Set every record down verbatim and omit the pictures.

((

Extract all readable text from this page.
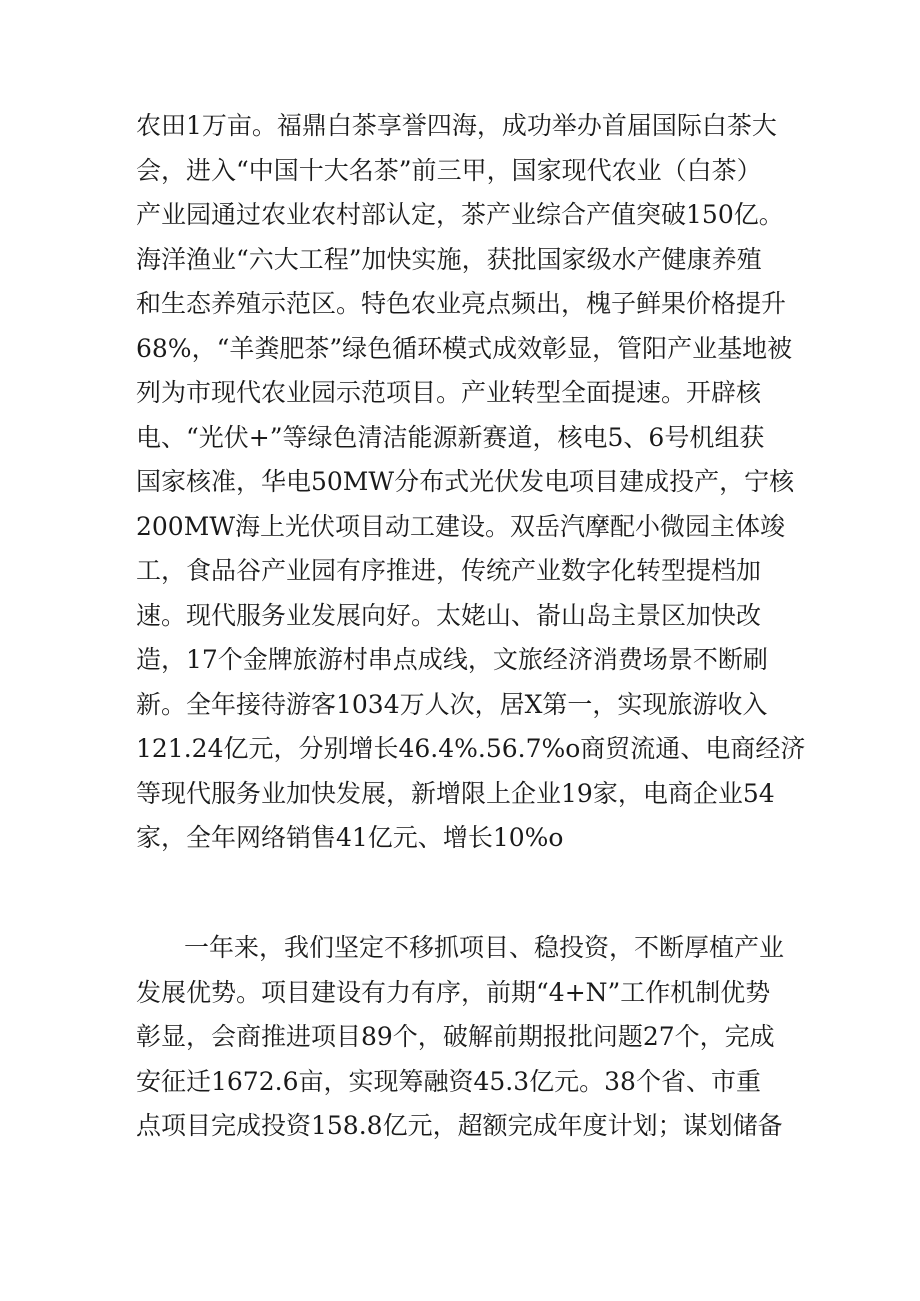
农田1万亩。福鼎白茶享誉四海，成功举办首届国际白茶大
会，进入“中国十大名茶”前三甲，国家现代农业（白茶）
产业园通过农业农村部认定，茶产业综合产值突破150亿。
海洋渔业“六大工程”加快实施，获批国家级水产健康养殖
和生态养殖示范区。特色农业亮点频出，槐子鲜果价格提升
68%，“羊粪肥茶”绿色循环模式成效彰显，管阳产业基地被
列为市现代农业园示范项目。产业转型全面提速。开辟核
电、“光伏+”等绿色清洁能源新赛道，核电5、6号机组获
国家核准，华电50MW分布式光伏发电项目建成投产，宁核
200MW海上光伏项目动工建设。双岳汽摩配小微园主体竣
工，食品谷产业园有序推进，传统产业数字化转型提档加
速。现代服务业发展向好。太姥山、嵛山岛主景区加快改
造，17个金牌旅游村串点成线，文旅经济消费场景不断刷
新。全年接待游客1034万人次，居X第一，实现旅游收入
121.24亿元，分别增长46.4%.56.7%o商贸流通、电商经济
等现代服务业加快发展，新增限上企业19家，电商企业54
家，全年网络销售41亿元、增长10%o
一年来，我们坚定不移抓项目、稳投资，不断厚植产业
发展优势。项目建设有力有序，前期“4+N”工作机制优势
彰显，会商推进项目89个，破解前期报批问题27个，完成
安征迁1672.6亩，实现筹融资45.3亿元。38个省、市重
点项目完成投资158.8亿元，超额完成年度计划；谋划储备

))

- [RESPONSE TO THIS TASK]
Extract all readable text from this page.
农田1万亩。福鼎白茶享誉四海，成功举办首届国际白茶大
会，进入“中国十大名茶”前三甲，国家现代农业（白茶）
产业园通过农业农村部认定，茶产业综合产值突破150亿。
海洋渔业“六大工程”加快实施，获批国家级水产健康养殖
和生态养殖示范区。特色农业亮点频出，槐子鲜果价格提升
68%，“羊粪肥茶”绿色循环模式成效彰显，管阳产业基地被
列为市现代农业园示范项目。产业转型全面提速。开辟核
电、“光伏+”等绿色清洁能源新赛道，核电5、6号机组获
国家核准，华电50MW分布式光伏发电项目建成投产，宁核
200MW海上光伏项目动工建设。双岳汽摩配小微园主体竣
工，食品谷产业园有序推进，传统产业数字化转型提档加
速。现代服务业发展向好。太姥山、嵛山岛主景区加快改
造，17个金牌旅游村串点成线，文旅经济消费场景不断刷
新。全年接待游客1034万人次，居X第一，实现旅游收入
121.24亿元，分别增长46.4%.56.7%o商贸流通、电商经济
等现代服务业加快发展，新增限上企业19家，电商企业54
家，全年网络销售41亿元、增长10%o
一年来，我们坚定不移抓项目、稳投资，不断厚植产业
发展优势。项目建设有力有序，前期“4+N”工作机制优势
彰显，会商推进项目89个，破解前期报批问题27个，完成
安征迁1672.6亩，实现筹融资45.3亿元。38个省、市重
点项目完成投资158.8亿元，超额完成年度计划；谋划储备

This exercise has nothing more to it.